Stored data entries:
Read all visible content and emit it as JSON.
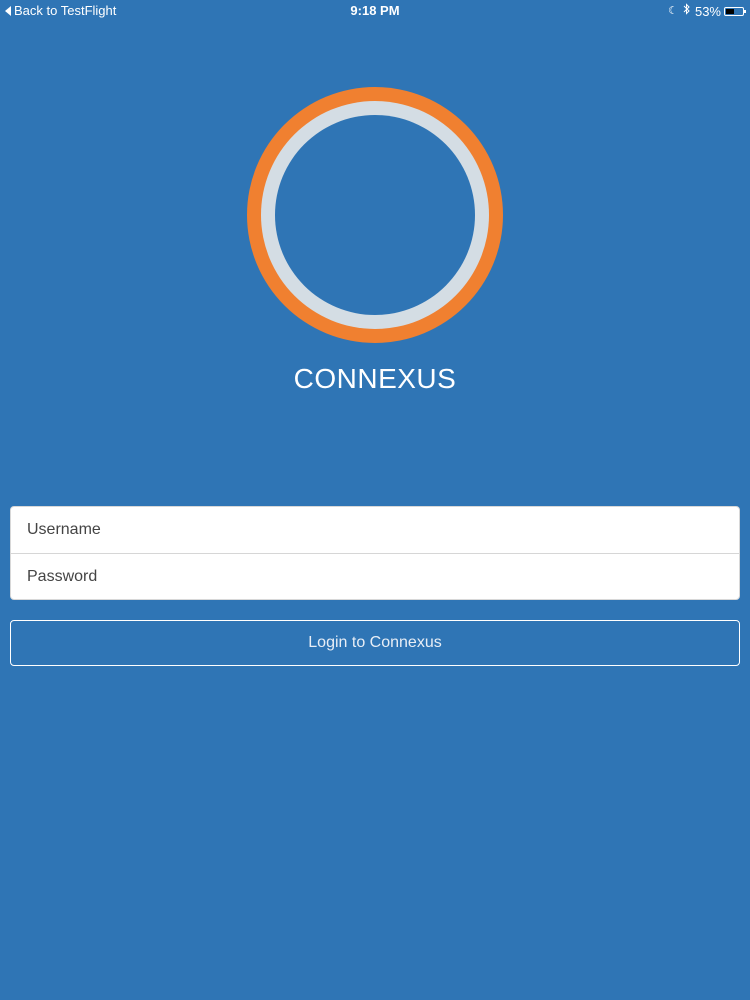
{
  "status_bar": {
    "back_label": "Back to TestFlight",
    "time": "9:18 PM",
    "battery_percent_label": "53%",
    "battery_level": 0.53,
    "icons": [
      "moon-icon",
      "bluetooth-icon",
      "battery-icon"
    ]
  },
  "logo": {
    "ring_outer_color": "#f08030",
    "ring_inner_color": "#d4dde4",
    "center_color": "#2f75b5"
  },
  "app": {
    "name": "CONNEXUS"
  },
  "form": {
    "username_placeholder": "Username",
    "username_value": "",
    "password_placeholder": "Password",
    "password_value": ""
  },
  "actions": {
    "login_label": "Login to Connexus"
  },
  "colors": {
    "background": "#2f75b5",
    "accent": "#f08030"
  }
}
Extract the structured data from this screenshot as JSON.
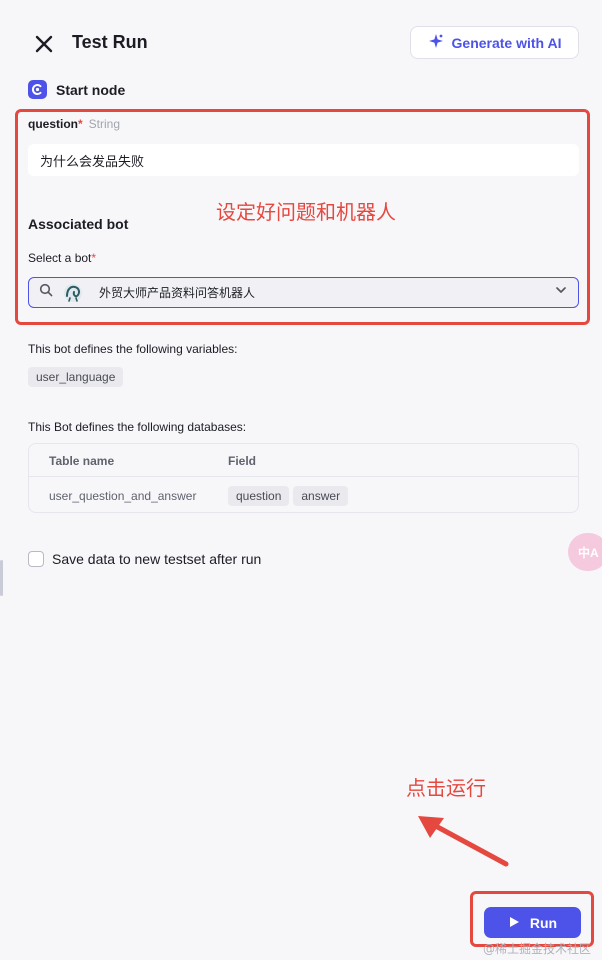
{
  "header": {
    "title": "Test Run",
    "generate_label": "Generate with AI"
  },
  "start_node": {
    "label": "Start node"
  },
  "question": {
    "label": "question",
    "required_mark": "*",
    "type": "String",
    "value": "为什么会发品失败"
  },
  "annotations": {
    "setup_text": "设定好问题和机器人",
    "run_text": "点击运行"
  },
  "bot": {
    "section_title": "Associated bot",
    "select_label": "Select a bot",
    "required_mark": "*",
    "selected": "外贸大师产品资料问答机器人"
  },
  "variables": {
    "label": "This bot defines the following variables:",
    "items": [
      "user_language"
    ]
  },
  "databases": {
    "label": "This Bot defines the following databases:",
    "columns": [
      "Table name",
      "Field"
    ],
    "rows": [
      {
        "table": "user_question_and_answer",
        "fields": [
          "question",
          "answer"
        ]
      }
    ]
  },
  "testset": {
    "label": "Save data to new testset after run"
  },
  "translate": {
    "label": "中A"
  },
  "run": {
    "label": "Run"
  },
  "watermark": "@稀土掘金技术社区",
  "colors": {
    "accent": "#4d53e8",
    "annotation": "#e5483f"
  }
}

--

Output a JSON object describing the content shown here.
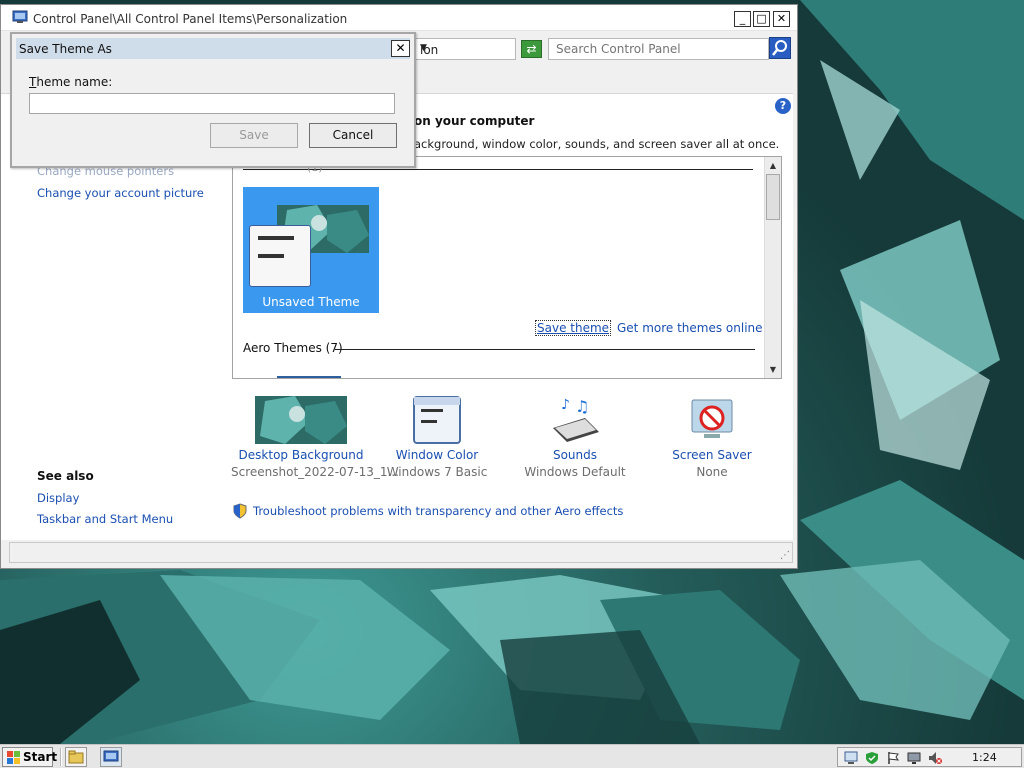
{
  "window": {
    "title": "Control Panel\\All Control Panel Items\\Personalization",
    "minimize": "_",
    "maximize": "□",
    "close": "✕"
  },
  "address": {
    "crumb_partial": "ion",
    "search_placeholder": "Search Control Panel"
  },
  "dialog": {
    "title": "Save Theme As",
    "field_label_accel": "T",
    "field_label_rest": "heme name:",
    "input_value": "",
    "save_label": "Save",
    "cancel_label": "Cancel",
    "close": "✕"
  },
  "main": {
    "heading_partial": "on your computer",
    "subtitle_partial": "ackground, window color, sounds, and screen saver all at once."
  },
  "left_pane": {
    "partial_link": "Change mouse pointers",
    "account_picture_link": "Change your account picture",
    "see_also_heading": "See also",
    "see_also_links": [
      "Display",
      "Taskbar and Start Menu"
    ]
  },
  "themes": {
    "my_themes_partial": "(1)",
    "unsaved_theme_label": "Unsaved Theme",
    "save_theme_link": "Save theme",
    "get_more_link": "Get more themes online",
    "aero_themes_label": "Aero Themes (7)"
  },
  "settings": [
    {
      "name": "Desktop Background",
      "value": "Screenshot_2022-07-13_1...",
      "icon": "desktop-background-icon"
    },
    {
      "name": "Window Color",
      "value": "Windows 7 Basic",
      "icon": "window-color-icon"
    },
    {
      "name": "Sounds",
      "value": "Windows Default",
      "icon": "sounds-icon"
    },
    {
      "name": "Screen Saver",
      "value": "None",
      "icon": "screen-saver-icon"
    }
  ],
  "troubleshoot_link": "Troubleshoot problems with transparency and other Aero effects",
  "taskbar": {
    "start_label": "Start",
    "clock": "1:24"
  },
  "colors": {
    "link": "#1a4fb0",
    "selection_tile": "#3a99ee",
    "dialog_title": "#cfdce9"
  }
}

(Exercise details): Search the lines for the word "following" and report how many contain it, by number only.

(The completed task): 2